• **Dataset excerpts**
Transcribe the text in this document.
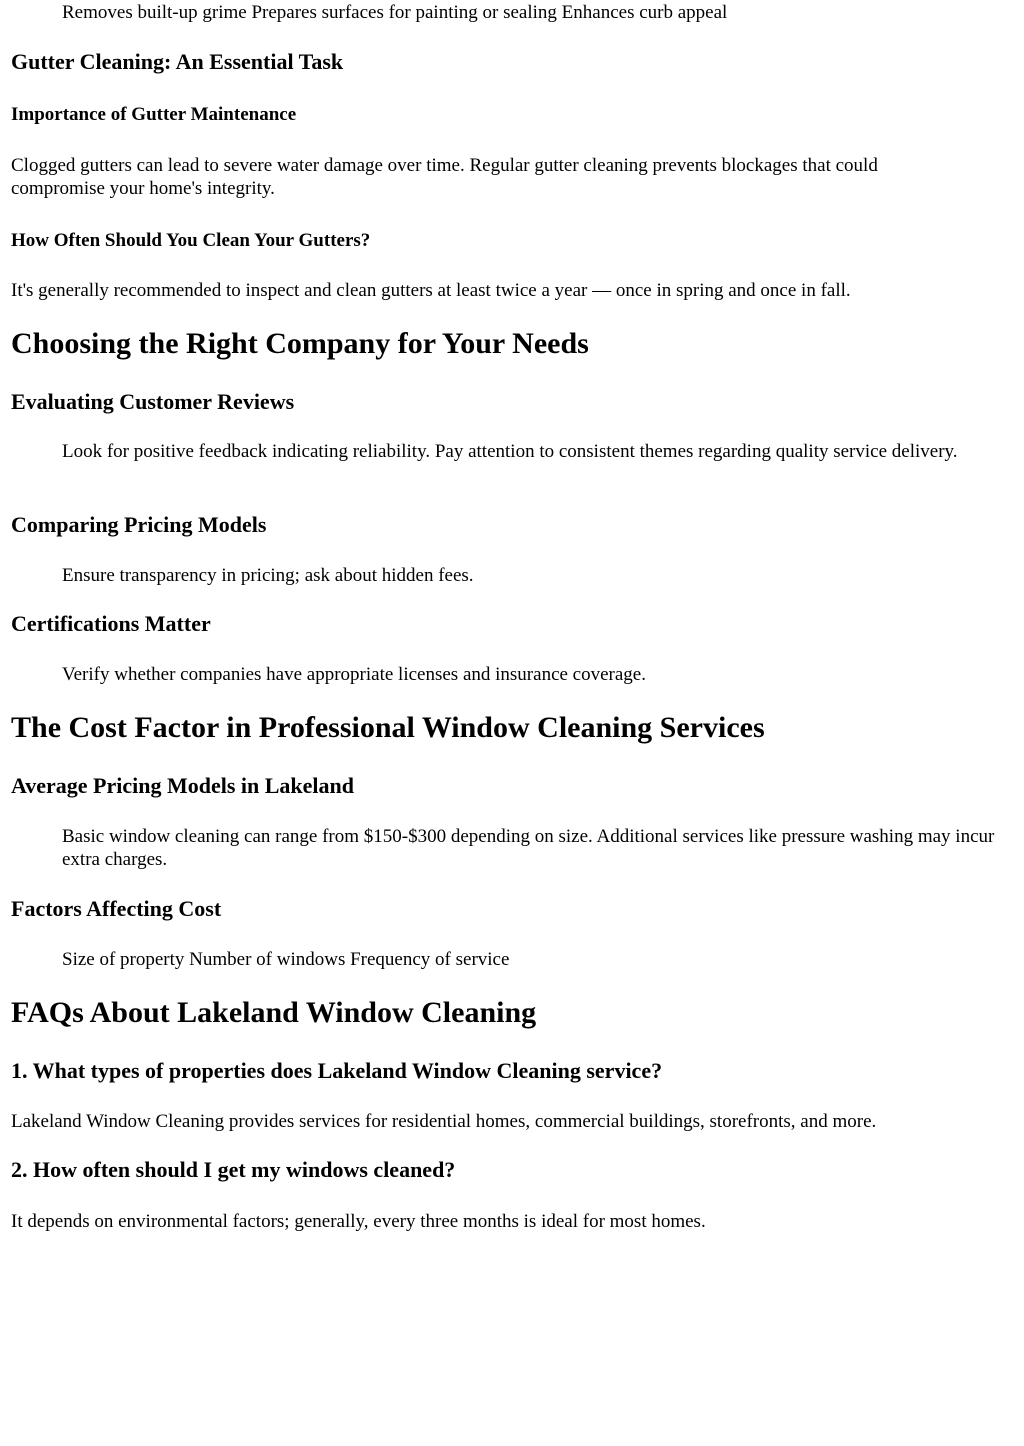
Removes built-up grime Prepares surfaces for painting or sealing Enhances curb appeal

Gutter Cleaning: An Essential Task
Importance of Gutter Maintenance

Clogged gutters can lead to severe water damage over time. Regular gutter cleaning prevents blockages that could compromise your home's integrity.

How Often Should You Clean Your Gutters?

It's generally recommended to inspect and clean gutters at least twice a year — once in spring and once in fall.

Choosing the Right Company for Your Needs
Evaluating Customer Reviews

Look for positive feedback indicating reliability. Pay attention to consistent themes regarding quality service delivery.

Comparing Pricing Models

Ensure transparency in pricing; ask about hidden fees.

Certifications Matter

Verify whether companies have appropriate licenses and insurance coverage.

The Cost Factor in Professional Window Cleaning Services
Average Pricing Models in Lakeland

Basic window cleaning can range from $150-$300 depending on size. Additional services like pressure washing may incur extra charges.

Factors Affecting Cost

Size of property Number of windows Frequency of service

FAQs About Lakeland Window Cleaning
1. What types of properties does Lakeland Window Cleaning service?

Lakeland Window Cleaning provides services for residential homes, commercial buildings, storefronts, and more.

2. How often should I get my windows cleaned?

It depends on environmental factors; generally, every three months is ideal for most homes.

• **Exercise objective**
Print every entry exactly as written, without the pictures.

• **Task solution**
Transcribe the text in this document.
Removes built-up grime Prepares surfaces for painting or sealing Enhances curb appeal

Gutter Cleaning: An Essential Task
Importance of Gutter Maintenance

Clogged gutters can lead to severe water damage over time. Regular gutter cleaning prevents blockages that could compromise your home's integrity.

How Often Should You Clean Your Gutters?

It's generally recommended to inspect and clean gutters at least twice a year — once in spring and once in fall.

Choosing the Right Company for Your Needs
Evaluating Customer Reviews

Look for positive feedback indicating reliability. Pay attention to consistent themes regarding quality service delivery.

Comparing Pricing Models

Ensure transparency in pricing; ask about hidden fees.

Certifications Matter

Verify whether companies have appropriate licenses and insurance coverage.

The Cost Factor in Professional Window Cleaning Services
Average Pricing Models in Lakeland

Basic window cleaning can range from $150-$300 depending on size. Additional services like pressure washing may incur extra charges.

Factors Affecting Cost

Size of property Number of windows Frequency of service

FAQs About Lakeland Window Cleaning
1. What types of properties does Lakeland Window Cleaning service?

Lakeland Window Cleaning provides services for residential homes, commercial buildings, storefronts, and more.

2. How often should I get my windows cleaned?

It depends on environmental factors; generally, every three months is ideal for most homes.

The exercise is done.